*** ENTRIES ***

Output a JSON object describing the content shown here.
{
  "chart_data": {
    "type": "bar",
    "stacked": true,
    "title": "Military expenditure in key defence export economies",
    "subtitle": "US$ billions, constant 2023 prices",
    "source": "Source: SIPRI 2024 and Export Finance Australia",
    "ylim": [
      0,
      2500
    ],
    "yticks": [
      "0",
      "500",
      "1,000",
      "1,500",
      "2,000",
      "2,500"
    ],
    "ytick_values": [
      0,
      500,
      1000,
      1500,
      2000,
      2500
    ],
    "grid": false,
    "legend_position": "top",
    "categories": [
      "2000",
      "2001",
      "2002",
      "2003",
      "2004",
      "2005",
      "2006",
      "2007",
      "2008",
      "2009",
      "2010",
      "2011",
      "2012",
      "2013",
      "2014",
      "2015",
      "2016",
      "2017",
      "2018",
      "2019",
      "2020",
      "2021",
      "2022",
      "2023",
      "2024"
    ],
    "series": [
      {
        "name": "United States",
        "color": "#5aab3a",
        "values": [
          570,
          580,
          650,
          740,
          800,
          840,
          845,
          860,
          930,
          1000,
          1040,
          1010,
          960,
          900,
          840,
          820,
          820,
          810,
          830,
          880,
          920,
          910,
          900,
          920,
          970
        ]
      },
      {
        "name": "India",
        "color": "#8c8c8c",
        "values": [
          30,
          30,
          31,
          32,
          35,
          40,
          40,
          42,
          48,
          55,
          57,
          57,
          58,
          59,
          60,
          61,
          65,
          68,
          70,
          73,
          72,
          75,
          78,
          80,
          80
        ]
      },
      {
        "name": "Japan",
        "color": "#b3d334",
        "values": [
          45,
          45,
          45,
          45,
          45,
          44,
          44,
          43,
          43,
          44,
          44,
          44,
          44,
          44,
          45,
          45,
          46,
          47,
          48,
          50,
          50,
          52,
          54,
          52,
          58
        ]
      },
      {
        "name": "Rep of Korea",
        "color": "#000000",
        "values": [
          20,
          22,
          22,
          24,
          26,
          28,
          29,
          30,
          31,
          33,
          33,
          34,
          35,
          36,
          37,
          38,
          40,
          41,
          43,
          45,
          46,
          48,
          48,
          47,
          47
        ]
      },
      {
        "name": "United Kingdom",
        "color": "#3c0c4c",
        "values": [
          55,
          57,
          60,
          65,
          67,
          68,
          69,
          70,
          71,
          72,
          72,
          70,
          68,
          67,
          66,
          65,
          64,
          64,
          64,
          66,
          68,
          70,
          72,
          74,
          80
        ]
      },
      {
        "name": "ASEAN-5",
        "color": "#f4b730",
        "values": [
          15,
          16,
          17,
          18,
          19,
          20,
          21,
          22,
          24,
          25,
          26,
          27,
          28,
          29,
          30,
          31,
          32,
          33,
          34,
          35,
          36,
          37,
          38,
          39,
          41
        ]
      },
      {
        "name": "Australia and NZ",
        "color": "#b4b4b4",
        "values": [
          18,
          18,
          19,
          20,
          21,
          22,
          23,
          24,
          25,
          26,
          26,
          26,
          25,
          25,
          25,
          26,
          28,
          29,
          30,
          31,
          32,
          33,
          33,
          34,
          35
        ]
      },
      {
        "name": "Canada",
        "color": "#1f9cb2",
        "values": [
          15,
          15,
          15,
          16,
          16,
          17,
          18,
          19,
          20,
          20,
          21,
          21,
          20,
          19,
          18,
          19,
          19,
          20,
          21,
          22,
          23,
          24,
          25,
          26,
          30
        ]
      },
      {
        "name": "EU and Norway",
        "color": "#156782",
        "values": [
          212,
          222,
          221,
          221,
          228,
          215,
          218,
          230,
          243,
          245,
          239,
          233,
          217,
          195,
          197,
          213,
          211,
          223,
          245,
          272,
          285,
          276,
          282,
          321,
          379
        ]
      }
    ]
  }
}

***

(YOUR GOAL):
Of the lines in the entries, how many include the word "United"? State only the number.

(CORRECT RESULT):
2